» **Directions**: Show all lines of the listing that hold the word "this".

» **Figure contents as structured data**:
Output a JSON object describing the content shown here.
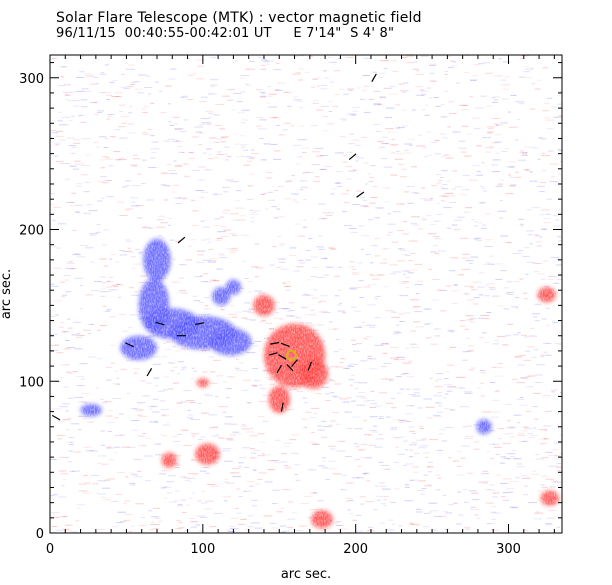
{
  "chart_data": {
    "type": "heatmap",
    "title": "Solar Flare Telescope (MTK) : vector magnetic field",
    "subtitle": "96/11/15  00:40:55-00:42:01 UT     E 7'14\"  S 4' 8\"",
    "xlabel": "arc sec.",
    "ylabel": "arc sec.",
    "xlim": [
      0,
      335
    ],
    "ylim": [
      0,
      315
    ],
    "xticks": [
      0,
      100,
      200,
      300
    ],
    "yticks": [
      0,
      100,
      200,
      300
    ],
    "colors": {
      "positive_polarity": "#ff4040",
      "negative_polarity": "#5a5aff",
      "background": "#ffffff",
      "transverse_vectors": "#000000",
      "marker": "#c8c800"
    },
    "negative_regions": [
      {
        "x": 70,
        "y": 180,
        "rx": 9,
        "ry": 14
      },
      {
        "x": 68,
        "y": 150,
        "rx": 10,
        "ry": 18
      },
      {
        "x": 80,
        "y": 138,
        "rx": 18,
        "ry": 10
      },
      {
        "x": 100,
        "y": 132,
        "rx": 22,
        "ry": 11
      },
      {
        "x": 118,
        "y": 126,
        "rx": 14,
        "ry": 9
      },
      {
        "x": 58,
        "y": 122,
        "rx": 12,
        "ry": 8
      },
      {
        "x": 112,
        "y": 156,
        "rx": 6,
        "ry": 6
      },
      {
        "x": 120,
        "y": 162,
        "rx": 5,
        "ry": 5
      },
      {
        "x": 27,
        "y": 81,
        "rx": 7,
        "ry": 4
      },
      {
        "x": 284,
        "y": 70,
        "rx": 5,
        "ry": 5
      }
    ],
    "positive_regions": [
      {
        "x": 160,
        "y": 117,
        "rx": 20,
        "ry": 21
      },
      {
        "x": 172,
        "y": 105,
        "rx": 10,
        "ry": 10
      },
      {
        "x": 150,
        "y": 88,
        "rx": 7,
        "ry": 9
      },
      {
        "x": 140,
        "y": 150,
        "rx": 7,
        "ry": 7
      },
      {
        "x": 103,
        "y": 52,
        "rx": 8,
        "ry": 7
      },
      {
        "x": 78,
        "y": 48,
        "rx": 5,
        "ry": 5
      },
      {
        "x": 325,
        "y": 157,
        "rx": 6,
        "ry": 5
      },
      {
        "x": 327,
        "y": 23,
        "rx": 6,
        "ry": 5
      },
      {
        "x": 178,
        "y": 9,
        "rx": 7,
        "ry": 6
      },
      {
        "x": 100,
        "y": 99,
        "rx": 4,
        "ry": 3
      }
    ],
    "vectors": [
      {
        "x": 212,
        "y": 300,
        "angle": 60
      },
      {
        "x": 198,
        "y": 248,
        "angle": 40
      },
      {
        "x": 203,
        "y": 223,
        "angle": 35
      },
      {
        "x": 86,
        "y": 193,
        "angle": 40
      },
      {
        "x": 72,
        "y": 138,
        "angle": -15
      },
      {
        "x": 86,
        "y": 130,
        "angle": 0
      },
      {
        "x": 98,
        "y": 138,
        "angle": 10
      },
      {
        "x": 52,
        "y": 124,
        "angle": -25
      },
      {
        "x": 65,
        "y": 106,
        "angle": 60
      },
      {
        "x": 147,
        "y": 125,
        "angle": 10
      },
      {
        "x": 154,
        "y": 124,
        "angle": -20
      },
      {
        "x": 146,
        "y": 118,
        "angle": 15
      },
      {
        "x": 152,
        "y": 116,
        "angle": -30
      },
      {
        "x": 160,
        "y": 112,
        "angle": 50
      },
      {
        "x": 157,
        "y": 109,
        "angle": -45
      },
      {
        "x": 150,
        "y": 108,
        "angle": 60
      },
      {
        "x": 170,
        "y": 110,
        "angle": 70
      },
      {
        "x": 152,
        "y": 83,
        "angle": 80
      },
      {
        "x": 4,
        "y": 76,
        "angle": -30
      }
    ],
    "marker": {
      "x": 158,
      "y": 117,
      "r": 3
    }
  }
}
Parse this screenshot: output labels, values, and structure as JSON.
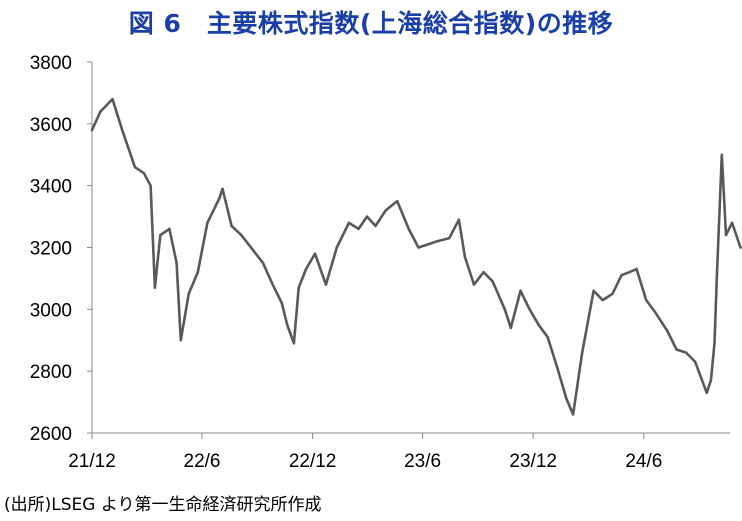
{
  "figure": {
    "title": "図 6　主要株式指数(上海総合指数)の推移",
    "source": "(出所)LSEG より第一生命経済研究所作成"
  },
  "chart_data": {
    "type": "line",
    "title": "図 6　主要株式指数(上海総合指数)の推移",
    "xlabel": "",
    "ylabel": "",
    "ylim": [
      2600,
      3800
    ],
    "yticks": [
      2600,
      2800,
      3000,
      3200,
      3400,
      3600,
      3800
    ],
    "x_range": [
      "2021-12",
      "2024-11"
    ],
    "xticks": [
      "21/12",
      "22/6",
      "22/12",
      "23/6",
      "23/12",
      "24/6"
    ],
    "grid": false,
    "legend": "none",
    "line_color": "#595959",
    "x": [
      "2021-12-01",
      "2021-12-15",
      "2022-01-04",
      "2022-01-20",
      "2022-02-10",
      "2022-02-25",
      "2022-03-08",
      "2022-03-15",
      "2022-03-24",
      "2022-04-08",
      "2022-04-20",
      "2022-04-27",
      "2022-05-10",
      "2022-05-25",
      "2022-06-10",
      "2022-06-30",
      "2022-07-05",
      "2022-07-20",
      "2022-08-05",
      "2022-08-25",
      "2022-09-10",
      "2022-09-26",
      "2022-10-11",
      "2022-10-20",
      "2022-10-31",
      "2022-11-08",
      "2022-11-20",
      "2022-12-05",
      "2022-12-23",
      "2023-01-10",
      "2023-01-30",
      "2023-02-15",
      "2023-03-01",
      "2023-03-15",
      "2023-04-01",
      "2023-04-20",
      "2023-05-09",
      "2023-05-25",
      "2023-06-10",
      "2023-06-25",
      "2023-07-15",
      "2023-07-31",
      "2023-08-10",
      "2023-08-25",
      "2023-09-10",
      "2023-09-25",
      "2023-10-15",
      "2023-10-25",
      "2023-11-10",
      "2023-11-25",
      "2023-12-10",
      "2023-12-25",
      "2024-01-10",
      "2024-01-25",
      "2024-02-05",
      "2024-02-20",
      "2024-03-10",
      "2024-03-25",
      "2024-04-10",
      "2024-04-25",
      "2024-05-20",
      "2024-06-05",
      "2024-06-20",
      "2024-07-10",
      "2024-07-25",
      "2024-08-10",
      "2024-08-25",
      "2024-09-13",
      "2024-09-20",
      "2024-09-26",
      "2024-09-30",
      "2024-10-08",
      "2024-10-15",
      "2024-10-25",
      "2024-11-08"
    ],
    "values": [
      3580,
      3640,
      3680,
      3580,
      3460,
      3440,
      3400,
      3070,
      3240,
      3260,
      3150,
      2900,
      3050,
      3120,
      3280,
      3360,
      3390,
      3270,
      3240,
      3190,
      3150,
      3080,
      3020,
      2950,
      2890,
      3070,
      3130,
      3180,
      3080,
      3200,
      3280,
      3260,
      3300,
      3270,
      3320,
      3350,
      3260,
      3200,
      3210,
      3220,
      3230,
      3290,
      3170,
      3080,
      3120,
      3090,
      3000,
      2940,
      3060,
      3000,
      2950,
      2910,
      2810,
      2710,
      2660,
      2860,
      3060,
      3030,
      3050,
      3110,
      3130,
      3030,
      2990,
      2930,
      2870,
      2860,
      2830,
      2730,
      2770,
      2890,
      3110,
      3500,
      3240,
      3280,
      3200
    ]
  }
}
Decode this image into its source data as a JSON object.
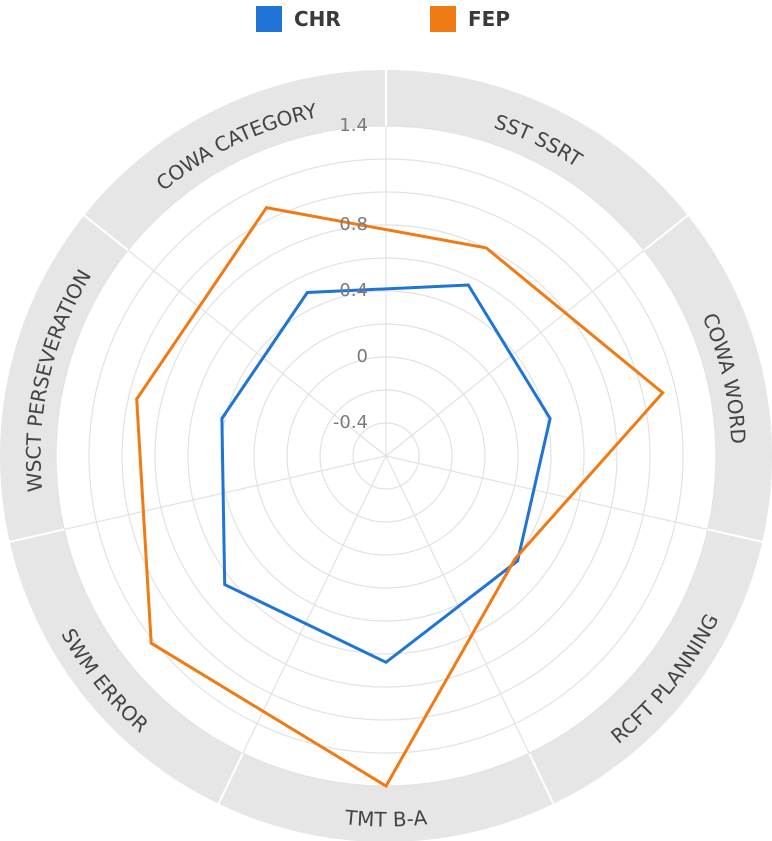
{
  "chart_data": {
    "type": "radar",
    "legend_position": "top-center",
    "grid": true,
    "radial_range": [
      -0.6,
      1.4
    ],
    "radial_tick_labels": [
      "-0.4",
      "0",
      "0.4",
      "0.8",
      "1.4"
    ],
    "radial_tick_values": [
      -0.4,
      0.0,
      0.4,
      0.8,
      1.4
    ],
    "axes": [
      "SST SSRT",
      "COWA WORD",
      "RCFT PLANNING",
      "TMT B-A",
      "SWM ERROR",
      "WSCT PERSEVERATION",
      "COWA CATEGORY"
    ],
    "series": [
      {
        "name": "CHR",
        "color": "#1f74d6",
        "values": [
          0.55,
          0.42,
          0.42,
          0.65,
          0.65,
          0.42,
          0.5
        ]
      },
      {
        "name": "FEP",
        "color": "#f07a13",
        "values": [
          0.8,
          1.12,
          0.4,
          1.4,
          1.22,
          0.95,
          1.07
        ]
      }
    ]
  },
  "colors": {
    "grid_band": "#e6e6e6",
    "grid_line": "#e2e2e2",
    "axis_text": "#444444",
    "tick_text": "#7a7a7a"
  }
}
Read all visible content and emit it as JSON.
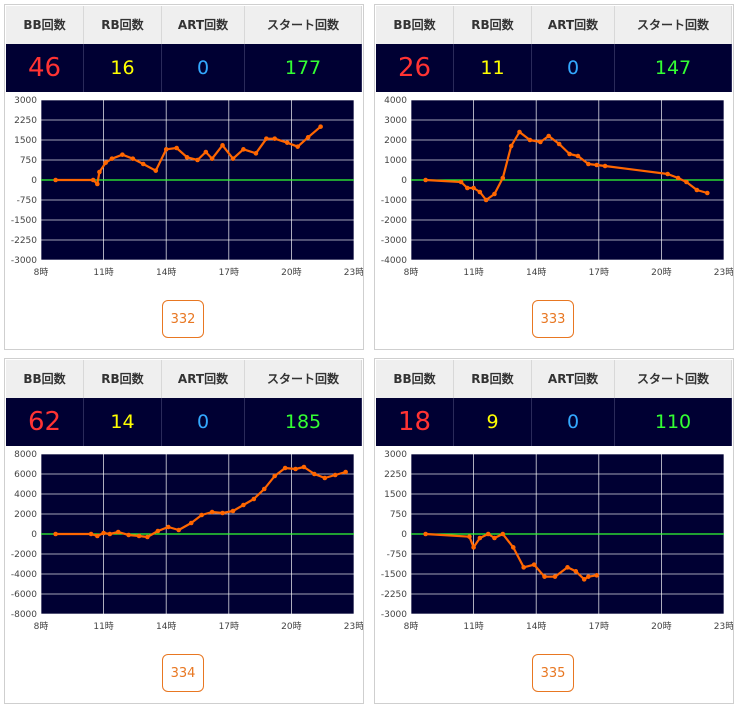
{
  "headers": {
    "bb": "BB回数",
    "rb": "RB回数",
    "art": "ART回数",
    "start": "スタート回数"
  },
  "colors": {
    "bb": "#ff3333",
    "rb": "#ffff00",
    "art": "#33a9ff",
    "start": "#33ff33",
    "line": "#ff6600",
    "zero": "#33ff33",
    "plot_bg": "#000033"
  },
  "machines": [
    {
      "bb": "46",
      "rb": "16",
      "art": "0",
      "start": "177",
      "machine_no": "332"
    },
    {
      "bb": "26",
      "rb": "11",
      "art": "0",
      "start": "147",
      "machine_no": "333"
    },
    {
      "bb": "62",
      "rb": "14",
      "art": "0",
      "start": "185",
      "machine_no": "334"
    },
    {
      "bb": "18",
      "rb": "9",
      "art": "0",
      "start": "110",
      "machine_no": "335"
    }
  ],
  "chart_data": [
    {
      "type": "line",
      "x_ticks": [
        "8時",
        "11時",
        "14時",
        "17時",
        "20時",
        "23時"
      ],
      "xlim": [
        8,
        23
      ],
      "y_ticks": [
        "3000",
        "2250",
        "1500",
        "750",
        "0",
        "-750",
        "-1500",
        "-2250",
        "-3000"
      ],
      "ylim": [
        -3000,
        3000
      ],
      "series": [
        {
          "x": [
            8.7,
            10.5,
            10.7,
            10.8,
            11.1,
            11.4,
            11.9,
            12.4,
            12.9,
            13.5,
            14.0,
            14.5,
            15.0,
            15.5,
            15.9,
            16.2,
            16.7,
            17.2,
            17.7,
            18.3,
            18.8,
            19.2,
            19.8,
            20.3,
            20.8,
            21.4
          ],
          "y": [
            0,
            0,
            -150,
            300,
            650,
            800,
            950,
            800,
            600,
            350,
            1150,
            1200,
            850,
            750,
            1050,
            800,
            1300,
            800,
            1150,
            1000,
            1550,
            1550,
            1400,
            1250,
            1600,
            2000
          ]
        }
      ]
    },
    {
      "type": "line",
      "x_ticks": [
        "8時",
        "11時",
        "14時",
        "17時",
        "20時",
        "23時"
      ],
      "xlim": [
        8,
        23
      ],
      "y_ticks": [
        "4000",
        "3000",
        "2000",
        "1000",
        "0",
        "-1000",
        "-2000",
        "-3000",
        "-4000"
      ],
      "ylim": [
        -4000,
        4000
      ],
      "series": [
        {
          "x": [
            8.7,
            10.4,
            10.7,
            11.0,
            11.3,
            11.6,
            12.0,
            12.4,
            12.8,
            13.2,
            13.7,
            14.2,
            14.6,
            15.1,
            15.6,
            16.0,
            16.5,
            16.9,
            17.3,
            20.3,
            20.8,
            21.2,
            21.7,
            22.2
          ],
          "y": [
            0,
            -100,
            -400,
            -400,
            -600,
            -1000,
            -700,
            100,
            1700,
            2400,
            2000,
            1900,
            2200,
            1800,
            1300,
            1200,
            800,
            750,
            700,
            300,
            100,
            -100,
            -500,
            -650
          ]
        }
      ]
    },
    {
      "type": "line",
      "x_ticks": [
        "8時",
        "11時",
        "14時",
        "17時",
        "20時",
        "23時"
      ],
      "xlim": [
        8,
        23
      ],
      "y_ticks": [
        "8000",
        "6000",
        "4000",
        "2000",
        "0",
        "-2000",
        "-4000",
        "-6000",
        "-8000"
      ],
      "ylim": [
        -8000,
        8000
      ],
      "series": [
        {
          "x": [
            8.7,
            10.4,
            10.7,
            11.0,
            11.3,
            11.7,
            12.2,
            12.7,
            13.1,
            13.6,
            14.1,
            14.6,
            15.2,
            15.7,
            16.2,
            16.7,
            17.2,
            17.7,
            18.2,
            18.7,
            19.2,
            19.7,
            20.2,
            20.6,
            21.1,
            21.6,
            22.1,
            22.6
          ],
          "y": [
            0,
            0,
            -200,
            100,
            0,
            200,
            -100,
            -200,
            -300,
            300,
            700,
            400,
            1100,
            1900,
            2200,
            2100,
            2300,
            2900,
            3500,
            4500,
            5800,
            6600,
            6500,
            6700,
            6000,
            5600,
            5900,
            6200
          ]
        }
      ]
    },
    {
      "type": "line",
      "x_ticks": [
        "8時",
        "11時",
        "14時",
        "17時",
        "20時",
        "23時"
      ],
      "xlim": [
        8,
        23
      ],
      "y_ticks": [
        "3000",
        "2250",
        "1500",
        "750",
        "0",
        "-750",
        "-1500",
        "-2250",
        "-3000"
      ],
      "ylim": [
        -3000,
        3000
      ],
      "series": [
        {
          "x": [
            8.7,
            10.8,
            11.0,
            11.3,
            11.7,
            12.0,
            12.4,
            12.9,
            13.4,
            13.9,
            14.4,
            14.9,
            15.5,
            15.9,
            16.3,
            16.5,
            16.9
          ],
          "y": [
            0,
            -100,
            -500,
            -150,
            0,
            -150,
            0,
            -500,
            -1250,
            -1150,
            -1600,
            -1600,
            -1250,
            -1400,
            -1700,
            -1600,
            -1550
          ]
        }
      ]
    }
  ]
}
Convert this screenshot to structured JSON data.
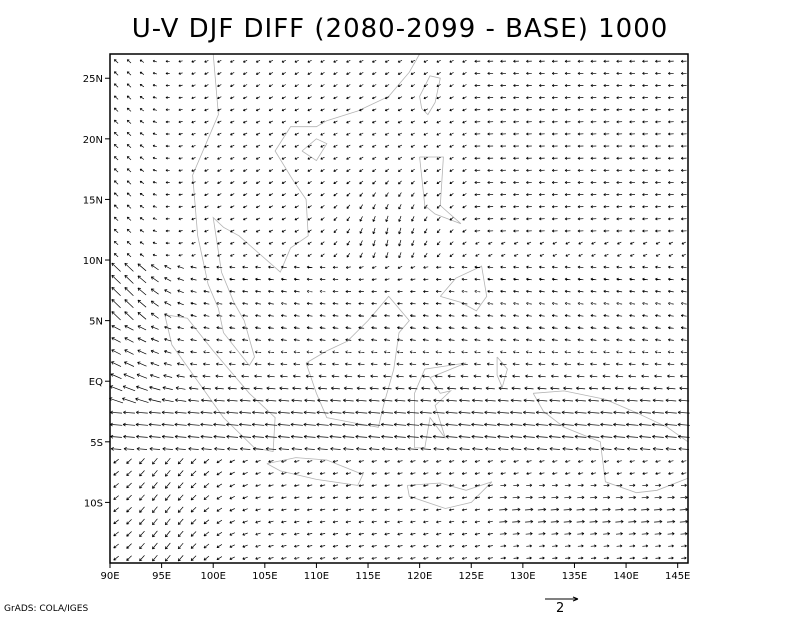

» **Answer below**:
Parse this screenshot: output labels, values, and structure as JSON.
Decode this image into its source data as a JSON object.
Convert this screenshot to structured JSON data.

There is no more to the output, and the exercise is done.